▶ WRITTEN REQUEST: All records should be reproduced verbatim.

▶ RAW RECORDS:
((

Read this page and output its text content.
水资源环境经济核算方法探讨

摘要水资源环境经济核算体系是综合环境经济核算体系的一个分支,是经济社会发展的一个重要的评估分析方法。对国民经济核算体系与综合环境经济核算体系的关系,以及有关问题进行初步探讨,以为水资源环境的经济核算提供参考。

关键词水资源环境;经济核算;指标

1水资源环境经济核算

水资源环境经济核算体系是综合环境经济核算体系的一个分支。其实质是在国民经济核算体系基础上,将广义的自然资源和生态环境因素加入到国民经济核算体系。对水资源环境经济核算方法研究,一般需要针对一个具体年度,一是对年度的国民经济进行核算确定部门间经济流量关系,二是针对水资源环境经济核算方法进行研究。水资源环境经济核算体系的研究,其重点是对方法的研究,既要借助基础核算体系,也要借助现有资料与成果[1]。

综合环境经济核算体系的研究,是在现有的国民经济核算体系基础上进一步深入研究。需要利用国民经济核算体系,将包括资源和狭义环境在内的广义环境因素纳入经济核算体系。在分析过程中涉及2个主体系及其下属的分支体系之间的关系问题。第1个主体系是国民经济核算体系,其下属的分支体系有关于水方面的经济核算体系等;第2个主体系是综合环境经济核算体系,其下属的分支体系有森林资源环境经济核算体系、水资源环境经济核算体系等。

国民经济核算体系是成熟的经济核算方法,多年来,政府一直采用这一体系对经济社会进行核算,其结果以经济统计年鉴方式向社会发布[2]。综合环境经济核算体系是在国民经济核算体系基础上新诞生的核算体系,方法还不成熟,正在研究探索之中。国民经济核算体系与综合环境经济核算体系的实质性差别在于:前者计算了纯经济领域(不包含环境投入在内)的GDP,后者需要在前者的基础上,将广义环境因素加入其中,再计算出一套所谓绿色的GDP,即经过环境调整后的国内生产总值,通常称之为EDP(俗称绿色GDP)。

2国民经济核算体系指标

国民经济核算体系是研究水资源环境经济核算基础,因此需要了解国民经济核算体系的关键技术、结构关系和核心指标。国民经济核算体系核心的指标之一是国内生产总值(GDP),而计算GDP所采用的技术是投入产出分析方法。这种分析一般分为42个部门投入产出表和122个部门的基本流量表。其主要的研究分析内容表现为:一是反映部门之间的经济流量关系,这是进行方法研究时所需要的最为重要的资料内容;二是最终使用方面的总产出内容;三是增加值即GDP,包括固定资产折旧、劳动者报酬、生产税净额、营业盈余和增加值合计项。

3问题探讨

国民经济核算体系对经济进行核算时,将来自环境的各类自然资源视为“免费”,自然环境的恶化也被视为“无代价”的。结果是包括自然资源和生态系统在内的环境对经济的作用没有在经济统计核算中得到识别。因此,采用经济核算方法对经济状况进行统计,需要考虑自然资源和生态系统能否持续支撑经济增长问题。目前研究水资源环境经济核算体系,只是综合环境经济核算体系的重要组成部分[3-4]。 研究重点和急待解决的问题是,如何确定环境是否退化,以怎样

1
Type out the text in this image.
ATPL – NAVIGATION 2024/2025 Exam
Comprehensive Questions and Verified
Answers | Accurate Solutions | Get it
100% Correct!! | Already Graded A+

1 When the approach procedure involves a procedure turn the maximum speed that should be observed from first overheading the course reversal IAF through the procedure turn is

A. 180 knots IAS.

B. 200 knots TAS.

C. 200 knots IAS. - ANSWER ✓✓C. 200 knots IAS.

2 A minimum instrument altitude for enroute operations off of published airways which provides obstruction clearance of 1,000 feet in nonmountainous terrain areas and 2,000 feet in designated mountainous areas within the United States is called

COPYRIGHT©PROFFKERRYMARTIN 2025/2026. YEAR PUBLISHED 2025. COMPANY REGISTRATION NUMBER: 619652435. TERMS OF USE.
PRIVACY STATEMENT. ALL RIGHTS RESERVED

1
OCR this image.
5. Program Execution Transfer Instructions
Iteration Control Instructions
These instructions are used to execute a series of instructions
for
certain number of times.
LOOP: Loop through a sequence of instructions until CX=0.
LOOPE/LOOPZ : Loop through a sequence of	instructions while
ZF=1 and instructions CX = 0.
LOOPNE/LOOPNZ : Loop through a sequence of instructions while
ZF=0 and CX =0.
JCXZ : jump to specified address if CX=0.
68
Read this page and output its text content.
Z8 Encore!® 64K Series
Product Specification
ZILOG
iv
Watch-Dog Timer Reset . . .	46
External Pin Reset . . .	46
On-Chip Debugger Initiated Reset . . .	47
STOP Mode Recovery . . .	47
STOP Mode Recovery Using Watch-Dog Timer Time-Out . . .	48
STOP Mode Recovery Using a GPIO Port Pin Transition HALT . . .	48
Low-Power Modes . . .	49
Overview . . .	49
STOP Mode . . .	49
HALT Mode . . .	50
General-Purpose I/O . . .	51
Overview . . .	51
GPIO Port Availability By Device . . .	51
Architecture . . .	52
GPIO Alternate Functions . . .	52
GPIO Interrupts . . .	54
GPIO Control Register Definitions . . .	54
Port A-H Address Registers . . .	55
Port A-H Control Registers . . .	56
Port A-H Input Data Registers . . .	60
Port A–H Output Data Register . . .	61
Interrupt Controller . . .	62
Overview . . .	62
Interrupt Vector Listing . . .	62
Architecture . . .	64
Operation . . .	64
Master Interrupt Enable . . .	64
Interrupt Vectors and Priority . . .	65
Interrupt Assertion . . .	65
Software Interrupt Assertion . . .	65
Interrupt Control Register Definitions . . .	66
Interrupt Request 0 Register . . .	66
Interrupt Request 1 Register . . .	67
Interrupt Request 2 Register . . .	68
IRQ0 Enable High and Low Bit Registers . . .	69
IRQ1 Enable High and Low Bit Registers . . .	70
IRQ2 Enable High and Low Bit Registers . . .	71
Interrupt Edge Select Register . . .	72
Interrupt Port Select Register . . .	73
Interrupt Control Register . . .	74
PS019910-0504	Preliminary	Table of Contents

))

▶ TASK OUTPUT:
Read this page and output its text content.
水资源环境经济核算方法探讨

摘要水资源环境经济核算体系是综合环境经济核算体系的一个分支,是经济社会发展的一个重要的评估分析方法。对国民经济核算体系与综合环境经济核算体系的关系,以及有关问题进行初步探讨,以为水资源环境的经济核算提供参考。

关键词水资源环境;经济核算;指标

1水资源环境经济核算

水资源环境经济核算体系是综合环境经济核算体系的一个分支。其实质是在国民经济核算体系基础上,将广义的自然资源和生态环境因素加入到国民经济核算体系。对水资源环境经济核算方法研究,一般需要针对一个具体年度,一是对年度的国民经济进行核算确定部门间经济流量关系,二是针对水资源环境经济核算方法进行研究。水资源环境经济核算体系的研究,其重点是对方法的研究,既要借助基础核算体系,也要借助现有资料与成果[1]。

综合环境经济核算体系的研究,是在现有的国民经济核算体系基础上进一步深入研究。需要利用国民经济核算体系,将包括资源和狭义环境在内的广义环境因素纳入经济核算体系。在分析过程中涉及2个主体系及其下属的分支体系之间的关系问题。第1个主体系是国民经济核算体系,其下属的分支体系有关于水方面的经济核算体系等;第2个主体系是综合环境经济核算体系,其下属的分支体系有森林资源环境经济核算体系、水资源环境经济核算体系等。

国民经济核算体系是成熟的经济核算方法,多年来,政府一直采用这一体系对经济社会进行核算,其结果以经济统计年鉴方式向社会发布[2]。综合环境经济核算体系是在国民经济核算体系基础上新诞生的核算体系,方法还不成熟,正在研究探索之中。国民经济核算体系与综合环境经济核算体系的实质性差别在于:前者计算了纯经济领域(不包含环境投入在内)的GDP,后者需要在前者的基础上,将广义环境因素加入其中,再计算出一套所谓绿色的GDP,即经过环境调整后的国内生产总值,通常称之为EDP(俗称绿色GDP)。

2国民经济核算体系指标

国民经济核算体系是研究水资源环境经济核算基础,因此需要了解国民经济核算体系的关键技术、结构关系和核心指标。国民经济核算体系核心的指标之一是国内生产总值(GDP),而计算GDP所采用的技术是投入产出分析方法。这种分析一般分为42个部门投入产出表和122个部门的基本流量表。其主要的研究分析内容表现为:一是反映部门之间的经济流量关系,这是进行方法研究时所需要的最为重要的资料内容;二是最终使用方面的总产出内容;三是增加值即GDP,包括固定资产折旧、劳动者报酬、生产税净额、营业盈余和增加值合计项。

3问题探讨

国民经济核算体系对经济进行核算时,将来自环境的各类自然资源视为“免费”,自然环境的恶化也被视为“无代价”的。结果是包括自然资源和生态系统在内的环境对经济的作用没有在经济统计核算中得到识别。因此,采用经济核算方法对经济状况进行统计,需要考虑自然资源和生态系统能否持续支撑经济增长问题。目前研究水资源环境经济核算体系,只是综合环境经济核算体系的重要组成部分[3-4]。 研究重点和急待解决的问题是,如何确定环境是否退化,以怎样

1
Type out the text in this image.
ATPL – NAVIGATION 2024/2025 Exam
Comprehensive Questions and Verified
Answers | Accurate Solutions | Get it
100% Correct!! | Already Graded A+

1 When the approach procedure involves a procedure turn the maximum speed that should be observed from first overheading the course reversal IAF through the procedure turn is

A. 180 knots IAS.

B. 200 knots TAS.

C. 200 knots IAS. - ANSWER ✓✓C. 200 knots IAS.

2 A minimum instrument altitude for enroute operations off of published airways which provides obstruction clearance of 1,000 feet in nonmountainous terrain areas and 2,000 feet in designated mountainous areas within the United States is called

COPYRIGHT©PROFFKERRYMARTIN 2025/2026. YEAR PUBLISHED 2025. COMPANY REGISTRATION NUMBER: 619652435. TERMS OF USE.
PRIVACY STATEMENT. ALL RIGHTS RESERVED

1
OCR this image.
5. Program Execution Transfer Instructions
Iteration Control Instructions
These instructions are used to execute a series of instructions
for
certain number of times.
LOOP: Loop through a sequence of instructions until CX=0.
LOOPE/LOOPZ : Loop through a sequence of	instructions while
ZF=1 and instructions CX = 0.
LOOPNE/LOOPNZ : Loop through a sequence of instructions while
ZF=0 and CX =0.
JCXZ : jump to specified address if CX=0.
68
Read this page and output its text content.
Z8 Encore!® 64K Series
Product Specification
ZILOG
iv
Watch-Dog Timer Reset . . .	46
External Pin Reset . . .	46
On-Chip Debugger Initiated Reset . . .	47
STOP Mode Recovery . . .	47
STOP Mode Recovery Using Watch-Dog Timer Time-Out . . .	48
STOP Mode Recovery Using a GPIO Port Pin Transition HALT . . .	48
Low-Power Modes . . .	49
Overview . . .	49
STOP Mode . . .	49
HALT Mode . . .	50
General-Purpose I/O . . .	51
Overview . . .	51
GPIO Port Availability By Device . . .	51
Architecture . . .	52
GPIO Alternate Functions . . .	52
GPIO Interrupts . . .	54
GPIO Control Register Definitions . . .	54
Port A-H Address Registers . . .	55
Port A-H Control Registers . . .	56
Port A-H Input Data Registers . . .	60
Port A–H Output Data Register . . .	61
Interrupt Controller . . .	62
Overview . . .	62
Interrupt Vector Listing . . .	62
Architecture . . .	64
Operation . . .	64
Master Interrupt Enable . . .	64
Interrupt Vectors and Priority . . .	65
Interrupt Assertion . . .	65
Software Interrupt Assertion . . .	65
Interrupt Control Register Definitions . . .	66
Interrupt Request 0 Register . . .	66
Interrupt Request 1 Register . . .	67
Interrupt Request 2 Register . . .	68
IRQ0 Enable High and Low Bit Registers . . .	69
IRQ1 Enable High and Low Bit Registers . . .	70
IRQ2 Enable High and Low Bit Registers . . .	71
Interrupt Edge Select Register . . .	72
Interrupt Port Select Register . . .	73
Interrupt Control Register . . .	74
PS019910-0504	Preliminary	Table of Contents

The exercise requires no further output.